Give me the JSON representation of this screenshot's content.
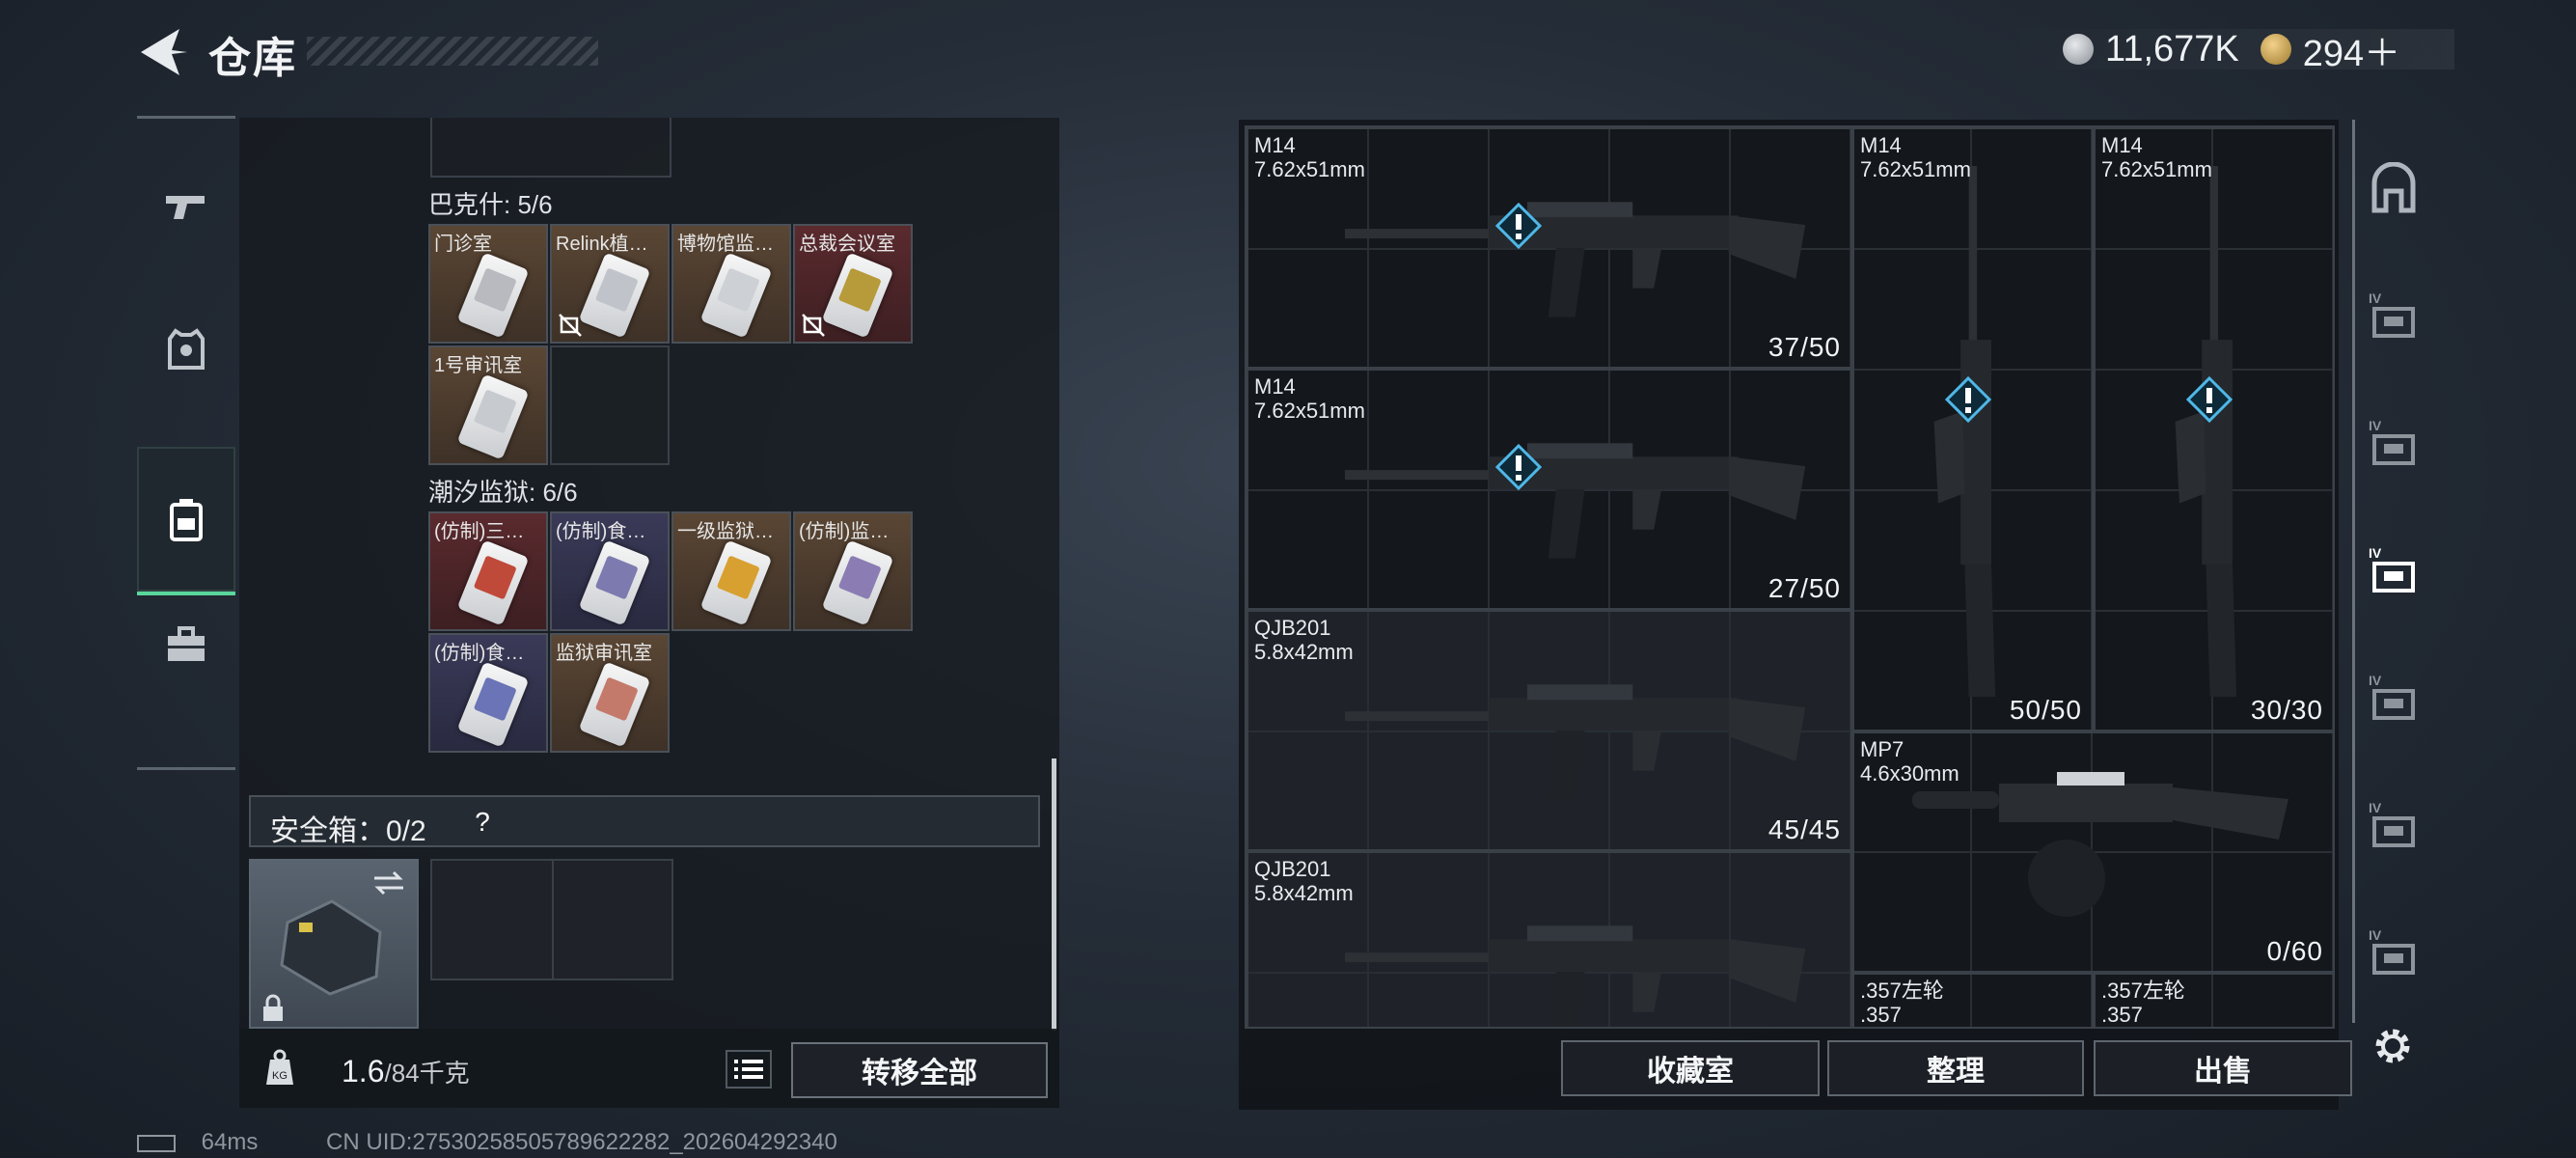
{
  "header": {
    "title": "仓库",
    "currency": [
      {
        "icon": "silver-coin-icon",
        "value": "11,677K"
      },
      {
        "icon": "gold-coin-icon",
        "value": "294＋"
      }
    ]
  },
  "left_nav": [
    {
      "icon": "pistol-icon"
    },
    {
      "icon": "vest-icon"
    },
    {
      "icon": "backpack-icon",
      "active": true
    },
    {
      "icon": "toolbox-icon"
    }
  ],
  "keycard_sections": [
    {
      "label": "巴克什: 5/6",
      "items": [
        {
          "name": "门诊室",
          "bg": "brown",
          "stripe": "#b9b9c0"
        },
        {
          "name": "Relink植…",
          "bg": "brown",
          "stripe": "#c0c4ca",
          "flag": true
        },
        {
          "name": "博物馆监…",
          "bg": "brown",
          "stripe": "#cdd0d4"
        },
        {
          "name": "总裁会议室",
          "bg": "darkred",
          "stripe": "#b79a3a",
          "flag": true
        },
        {
          "name": "1号审讯室",
          "bg": "brown",
          "stripe": "#c7cacf"
        }
      ]
    },
    {
      "label": "潮汐监狱: 6/6",
      "items": [
        {
          "name": "(仿制)三…",
          "bg": "darkred",
          "stripe": "#c04a3a"
        },
        {
          "name": "(仿制)食…",
          "bg": "navy",
          "stripe": "#7d7ab0"
        },
        {
          "name": "一级监狱…",
          "bg": "brown",
          "stripe": "#d8a030"
        },
        {
          "name": "(仿制)监…",
          "bg": "brown",
          "stripe": "#8b7db3"
        },
        {
          "name": "(仿制)食…",
          "bg": "navy",
          "stripe": "#6a74b6"
        },
        {
          "name": "监狱审讯室",
          "bg": "brown",
          "stripe": "#c47a6a"
        }
      ]
    }
  ],
  "safebox": {
    "label": "安全箱：0/2",
    "help": "?"
  },
  "bottom": {
    "weight_current": "1.6",
    "weight_max": "/84千克",
    "transfer_label": "转移全部"
  },
  "weapons": [
    {
      "name": "M14",
      "caliber": "7.62x51mm",
      "ammo": "37/50"
    },
    {
      "name": "M14",
      "caliber": "7.62x51mm",
      "ammo": "27/50"
    },
    {
      "name": "M14",
      "caliber": "7.62x51mm",
      "ammo": "50/50"
    },
    {
      "name": "M14",
      "caliber": "7.62x51mm",
      "ammo": "30/30"
    },
    {
      "name": "QJB201",
      "caliber": "5.8x42mm",
      "ammo": "45/45"
    },
    {
      "name": "MP7",
      "caliber": "4.6x30mm",
      "ammo": "0/60"
    },
    {
      "name": "QJB201",
      "caliber": "5.8x42mm",
      "ammo": ""
    },
    {
      "name": ".357左轮",
      "caliber": ".357",
      "ammo": ""
    },
    {
      "name": ".357左轮",
      "caliber": ".357",
      "ammo": ""
    }
  ],
  "right_nav": [
    {
      "icon": "safe-vault-icon",
      "tier": ""
    },
    {
      "icon": "folder-icon",
      "tier": "IV"
    },
    {
      "icon": "medkit-icon",
      "tier": "IV"
    },
    {
      "icon": "weapon-case-icon",
      "tier": "IV"
    },
    {
      "icon": "ammo-case-icon",
      "tier": "IV"
    },
    {
      "icon": "tool-case-icon",
      "tier": "IV"
    },
    {
      "icon": "misc-case-icon",
      "tier": "IV"
    }
  ],
  "actions": {
    "collection": "收藏室",
    "sort": "整理",
    "sell": "出售"
  },
  "footer": {
    "ping": "64ms",
    "uid": "CN UID:27530258505789622282_202604292340"
  },
  "colors": {
    "accent": "#59d69b",
    "warning": "#4fb8e8"
  }
}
-----
**SHORT TASK**.
Pictures don't belong in the copy. Restate all the entries exactly.

**COMPLETED EXERCISE**.
Give me the JSON representation of this screenshot's content.
{
  "header": {
    "title": "仓库",
    "currency": [
      {
        "icon": "silver-coin-icon",
        "value": "11,677K"
      },
      {
        "icon": "gold-coin-icon",
        "value": "294＋"
      }
    ]
  },
  "left_nav": [
    {
      "icon": "pistol-icon"
    },
    {
      "icon": "vest-icon"
    },
    {
      "icon": "backpack-icon",
      "active": true
    },
    {
      "icon": "toolbox-icon"
    }
  ],
  "keycard_sections": [
    {
      "label": "巴克什: 5/6",
      "items": [
        {
          "name": "门诊室",
          "bg": "brown",
          "stripe": "#b9b9c0"
        },
        {
          "name": "Relink植…",
          "bg": "brown",
          "stripe": "#c0c4ca",
          "flag": true
        },
        {
          "name": "博物馆监…",
          "bg": "brown",
          "stripe": "#cdd0d4"
        },
        {
          "name": "总裁会议室",
          "bg": "darkred",
          "stripe": "#b79a3a",
          "flag": true
        },
        {
          "name": "1号审讯室",
          "bg": "brown",
          "stripe": "#c7cacf"
        }
      ]
    },
    {
      "label": "潮汐监狱: 6/6",
      "items": [
        {
          "name": "(仿制)三…",
          "bg": "darkred",
          "stripe": "#c04a3a"
        },
        {
          "name": "(仿制)食…",
          "bg": "navy",
          "stripe": "#7d7ab0"
        },
        {
          "name": "一级监狱…",
          "bg": "brown",
          "stripe": "#d8a030"
        },
        {
          "name": "(仿制)监…",
          "bg": "brown",
          "stripe": "#8b7db3"
        },
        {
          "name": "(仿制)食…",
          "bg": "navy",
          "stripe": "#6a74b6"
        },
        {
          "name": "监狱审讯室",
          "bg": "brown",
          "stripe": "#c47a6a"
        }
      ]
    }
  ],
  "safebox": {
    "label": "安全箱：0/2",
    "help": "?"
  },
  "bottom": {
    "weight_current": "1.6",
    "weight_max": "/84千克",
    "transfer_label": "转移全部"
  },
  "weapons": [
    {
      "name": "M14",
      "caliber": "7.62x51mm",
      "ammo": "37/50"
    },
    {
      "name": "M14",
      "caliber": "7.62x51mm",
      "ammo": "27/50"
    },
    {
      "name": "M14",
      "caliber": "7.62x51mm",
      "ammo": "50/50"
    },
    {
      "name": "M14",
      "caliber": "7.62x51mm",
      "ammo": "30/30"
    },
    {
      "name": "QJB201",
      "caliber": "5.8x42mm",
      "ammo": "45/45"
    },
    {
      "name": "MP7",
      "caliber": "4.6x30mm",
      "ammo": "0/60"
    },
    {
      "name": "QJB201",
      "caliber": "5.8x42mm",
      "ammo": ""
    },
    {
      "name": ".357左轮",
      "caliber": ".357",
      "ammo": ""
    },
    {
      "name": ".357左轮",
      "caliber": ".357",
      "ammo": ""
    }
  ],
  "right_nav": [
    {
      "icon": "safe-vault-icon",
      "tier": ""
    },
    {
      "icon": "folder-icon",
      "tier": "IV"
    },
    {
      "icon": "medkit-icon",
      "tier": "IV"
    },
    {
      "icon": "weapon-case-icon",
      "tier": "IV"
    },
    {
      "icon": "ammo-case-icon",
      "tier": "IV"
    },
    {
      "icon": "tool-case-icon",
      "tier": "IV"
    },
    {
      "icon": "misc-case-icon",
      "tier": "IV"
    }
  ],
  "actions": {
    "collection": "收藏室",
    "sort": "整理",
    "sell": "出售"
  },
  "footer": {
    "ping": "64ms",
    "uid": "CN UID:27530258505789622282_202604292340"
  },
  "colors": {
    "accent": "#59d69b",
    "warning": "#4fb8e8"
  }
}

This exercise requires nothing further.